Dataset entries -
##############################

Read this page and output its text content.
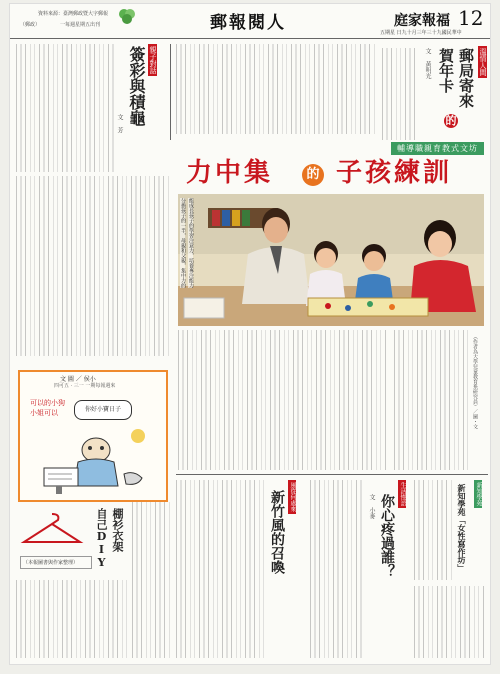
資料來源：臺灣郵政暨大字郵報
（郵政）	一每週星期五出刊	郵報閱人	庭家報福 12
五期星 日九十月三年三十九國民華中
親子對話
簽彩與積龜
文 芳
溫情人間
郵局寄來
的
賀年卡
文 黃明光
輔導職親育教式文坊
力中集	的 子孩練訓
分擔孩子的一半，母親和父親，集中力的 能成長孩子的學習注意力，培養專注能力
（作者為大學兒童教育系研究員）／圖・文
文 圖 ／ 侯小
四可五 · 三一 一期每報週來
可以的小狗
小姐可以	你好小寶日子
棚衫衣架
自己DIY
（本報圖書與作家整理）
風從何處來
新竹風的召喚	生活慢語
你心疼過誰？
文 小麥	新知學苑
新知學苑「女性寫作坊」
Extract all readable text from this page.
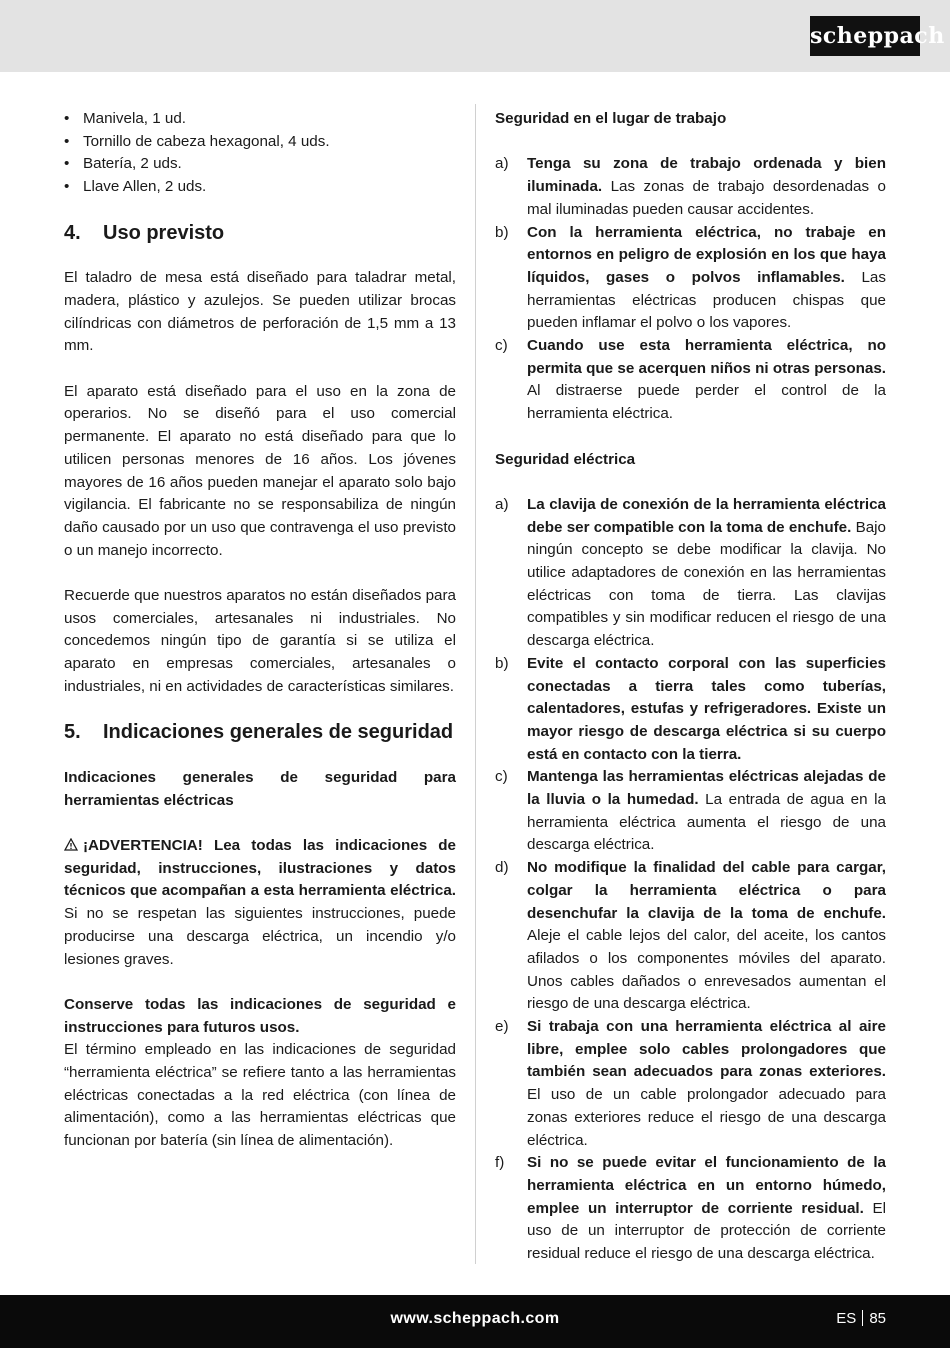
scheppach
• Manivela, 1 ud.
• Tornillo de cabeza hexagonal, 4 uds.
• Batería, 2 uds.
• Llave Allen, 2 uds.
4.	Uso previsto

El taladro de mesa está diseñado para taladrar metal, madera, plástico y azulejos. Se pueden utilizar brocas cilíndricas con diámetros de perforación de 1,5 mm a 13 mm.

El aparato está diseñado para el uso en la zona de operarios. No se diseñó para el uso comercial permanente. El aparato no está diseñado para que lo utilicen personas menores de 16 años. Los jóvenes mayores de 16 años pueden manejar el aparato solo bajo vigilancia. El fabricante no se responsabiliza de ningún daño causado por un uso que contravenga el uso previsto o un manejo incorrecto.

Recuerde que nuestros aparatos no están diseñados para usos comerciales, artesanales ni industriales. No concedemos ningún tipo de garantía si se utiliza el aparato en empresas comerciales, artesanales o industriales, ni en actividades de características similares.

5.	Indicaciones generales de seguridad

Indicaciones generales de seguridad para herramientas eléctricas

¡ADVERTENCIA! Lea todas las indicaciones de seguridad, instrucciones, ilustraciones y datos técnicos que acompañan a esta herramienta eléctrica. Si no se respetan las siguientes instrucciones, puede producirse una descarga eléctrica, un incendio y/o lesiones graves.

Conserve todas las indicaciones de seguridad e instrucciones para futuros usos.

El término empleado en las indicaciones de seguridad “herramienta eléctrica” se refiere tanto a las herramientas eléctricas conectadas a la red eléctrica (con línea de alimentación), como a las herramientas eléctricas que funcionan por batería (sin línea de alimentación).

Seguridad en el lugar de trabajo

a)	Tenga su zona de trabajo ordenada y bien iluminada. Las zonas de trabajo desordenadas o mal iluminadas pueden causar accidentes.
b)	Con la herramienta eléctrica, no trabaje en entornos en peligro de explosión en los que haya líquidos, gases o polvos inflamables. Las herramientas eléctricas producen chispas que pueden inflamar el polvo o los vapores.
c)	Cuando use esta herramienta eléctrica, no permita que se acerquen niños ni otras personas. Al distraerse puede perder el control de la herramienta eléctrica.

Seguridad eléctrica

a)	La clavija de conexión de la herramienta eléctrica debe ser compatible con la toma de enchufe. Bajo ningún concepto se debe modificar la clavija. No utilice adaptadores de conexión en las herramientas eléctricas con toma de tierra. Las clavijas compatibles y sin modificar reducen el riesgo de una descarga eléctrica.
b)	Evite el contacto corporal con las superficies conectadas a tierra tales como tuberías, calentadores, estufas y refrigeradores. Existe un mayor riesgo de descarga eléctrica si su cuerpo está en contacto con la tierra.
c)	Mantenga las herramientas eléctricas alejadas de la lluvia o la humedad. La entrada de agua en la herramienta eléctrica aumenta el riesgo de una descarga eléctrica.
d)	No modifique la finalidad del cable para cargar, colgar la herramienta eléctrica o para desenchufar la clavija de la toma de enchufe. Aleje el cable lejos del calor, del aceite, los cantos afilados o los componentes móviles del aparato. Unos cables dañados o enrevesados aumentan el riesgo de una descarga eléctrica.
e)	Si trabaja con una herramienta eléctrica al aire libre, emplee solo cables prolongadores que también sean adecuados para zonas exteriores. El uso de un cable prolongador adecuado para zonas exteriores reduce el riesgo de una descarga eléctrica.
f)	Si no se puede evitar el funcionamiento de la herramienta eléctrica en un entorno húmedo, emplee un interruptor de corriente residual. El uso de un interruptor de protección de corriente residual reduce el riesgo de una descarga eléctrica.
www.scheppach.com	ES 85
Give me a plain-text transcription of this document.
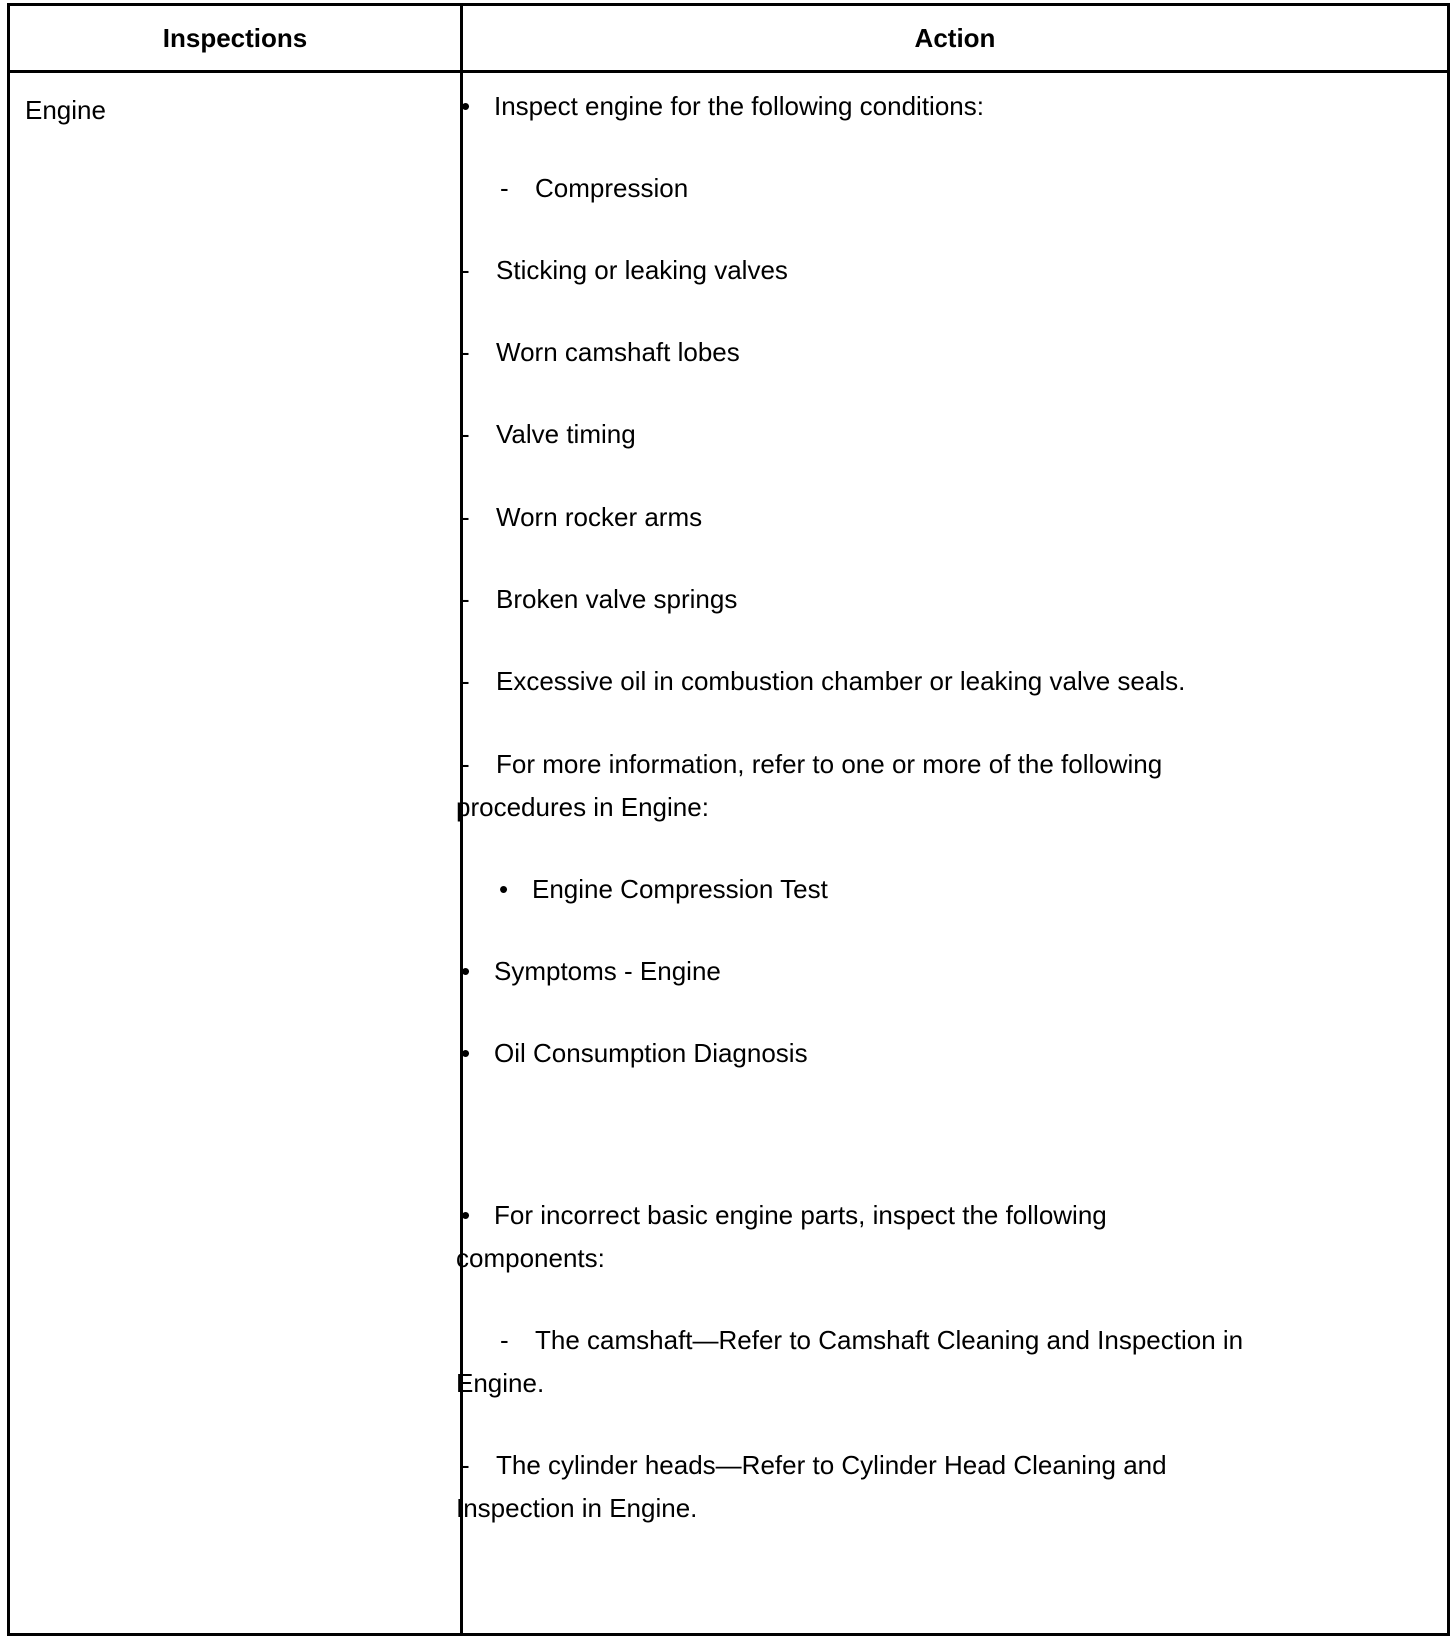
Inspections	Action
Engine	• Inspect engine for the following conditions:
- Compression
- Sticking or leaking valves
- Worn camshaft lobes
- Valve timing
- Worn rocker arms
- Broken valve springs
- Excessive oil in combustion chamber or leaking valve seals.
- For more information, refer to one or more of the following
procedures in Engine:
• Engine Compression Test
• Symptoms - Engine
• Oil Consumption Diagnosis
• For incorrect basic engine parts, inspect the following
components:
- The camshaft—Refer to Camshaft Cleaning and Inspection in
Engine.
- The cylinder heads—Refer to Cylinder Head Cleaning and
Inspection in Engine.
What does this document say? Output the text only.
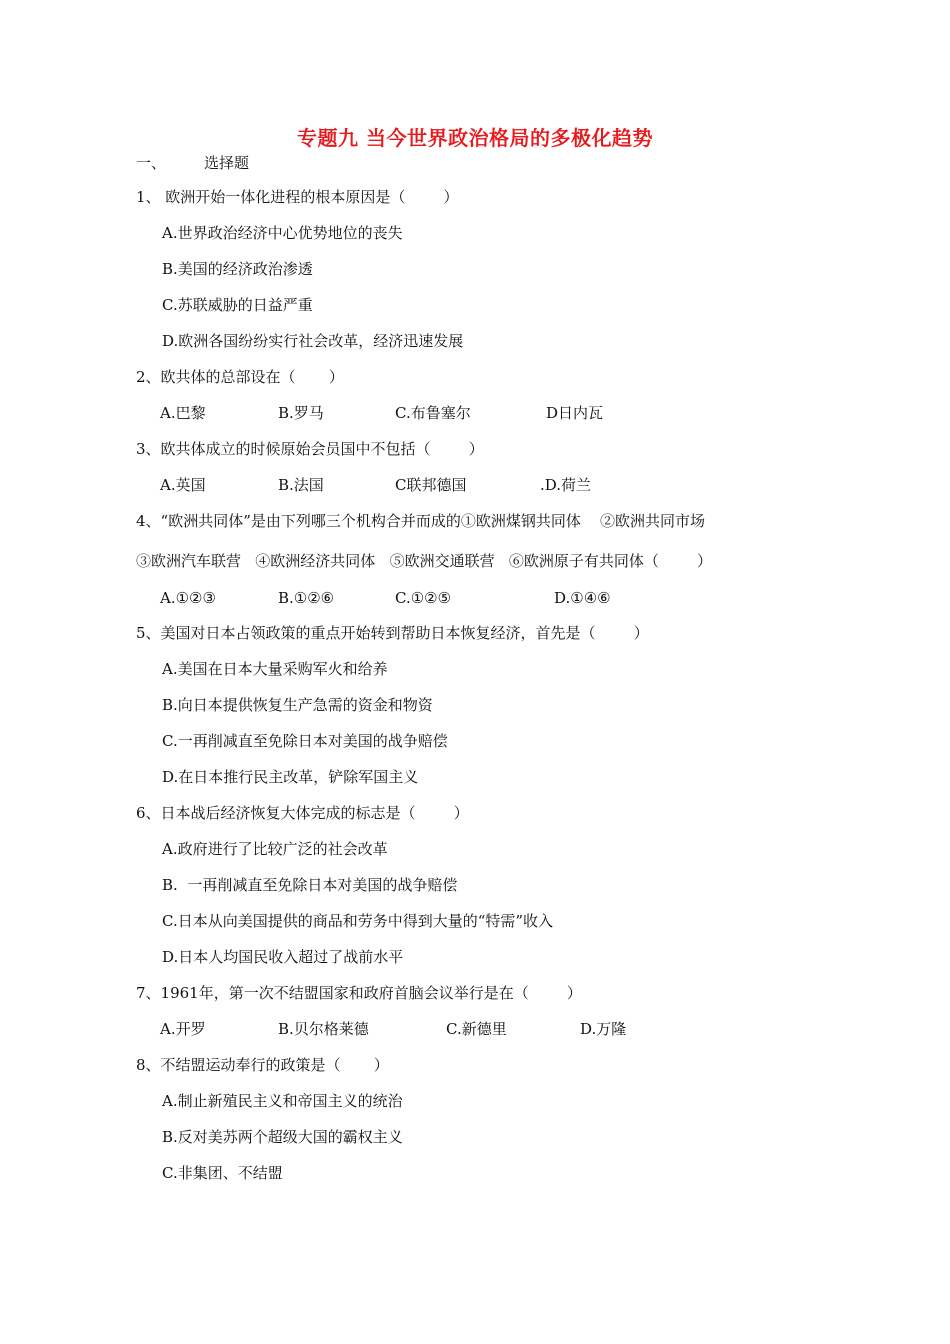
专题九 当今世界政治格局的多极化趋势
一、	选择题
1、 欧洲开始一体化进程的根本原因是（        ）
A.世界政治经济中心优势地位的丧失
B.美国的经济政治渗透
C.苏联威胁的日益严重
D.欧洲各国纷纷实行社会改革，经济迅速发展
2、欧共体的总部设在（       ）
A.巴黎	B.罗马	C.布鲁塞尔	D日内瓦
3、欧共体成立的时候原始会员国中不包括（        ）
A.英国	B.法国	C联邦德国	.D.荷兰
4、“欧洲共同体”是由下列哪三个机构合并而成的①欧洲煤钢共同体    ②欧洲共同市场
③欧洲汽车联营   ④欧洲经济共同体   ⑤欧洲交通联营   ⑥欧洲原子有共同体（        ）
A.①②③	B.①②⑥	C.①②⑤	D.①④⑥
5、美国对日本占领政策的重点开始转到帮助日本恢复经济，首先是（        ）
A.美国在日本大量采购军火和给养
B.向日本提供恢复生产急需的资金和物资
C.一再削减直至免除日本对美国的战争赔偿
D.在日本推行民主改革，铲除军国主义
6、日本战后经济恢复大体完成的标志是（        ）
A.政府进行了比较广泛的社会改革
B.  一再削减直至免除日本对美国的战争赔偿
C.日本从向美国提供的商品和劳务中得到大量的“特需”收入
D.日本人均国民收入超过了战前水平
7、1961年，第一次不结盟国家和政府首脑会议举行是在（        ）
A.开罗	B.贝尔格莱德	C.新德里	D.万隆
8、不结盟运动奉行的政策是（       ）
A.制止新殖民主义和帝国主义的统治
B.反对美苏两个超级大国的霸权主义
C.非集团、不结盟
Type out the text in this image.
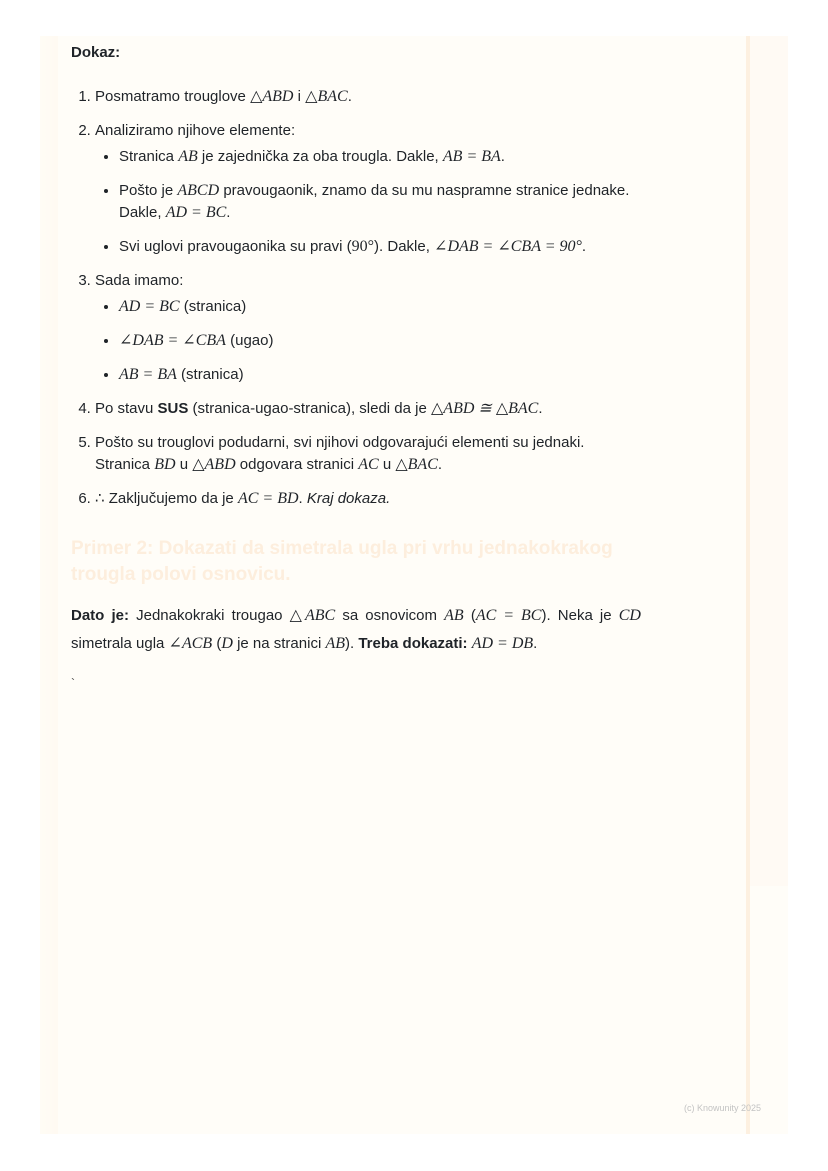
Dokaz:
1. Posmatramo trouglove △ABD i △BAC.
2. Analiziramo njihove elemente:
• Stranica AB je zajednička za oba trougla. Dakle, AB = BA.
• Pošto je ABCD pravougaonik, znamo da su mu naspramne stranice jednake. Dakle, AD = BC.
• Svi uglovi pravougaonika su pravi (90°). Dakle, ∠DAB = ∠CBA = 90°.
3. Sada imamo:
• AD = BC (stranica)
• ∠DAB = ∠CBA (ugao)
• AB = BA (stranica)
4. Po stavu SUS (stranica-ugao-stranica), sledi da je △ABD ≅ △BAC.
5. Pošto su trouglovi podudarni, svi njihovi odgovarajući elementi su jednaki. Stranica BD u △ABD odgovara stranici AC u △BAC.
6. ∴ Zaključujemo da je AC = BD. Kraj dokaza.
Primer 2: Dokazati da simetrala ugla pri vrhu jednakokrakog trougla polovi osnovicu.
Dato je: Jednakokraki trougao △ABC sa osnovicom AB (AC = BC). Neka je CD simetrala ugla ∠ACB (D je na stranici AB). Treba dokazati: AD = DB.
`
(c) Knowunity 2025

##############################

Challenge - Using the records above, copy each line that contains "stranici".

Task answer -
5. Pošto su trouglovi podudarni, svi njihovi odgovarajući elementi su jednaki. Stranica BD u △ABD odgovara stranici AC u △BAC.
Dato je: Jednakokraki trougao △ABC sa osnovicom AB (AC = BC). Neka je CD simetrala ugla ∠ACB (D je na stranici AB). Treba dokazati: AD = DB.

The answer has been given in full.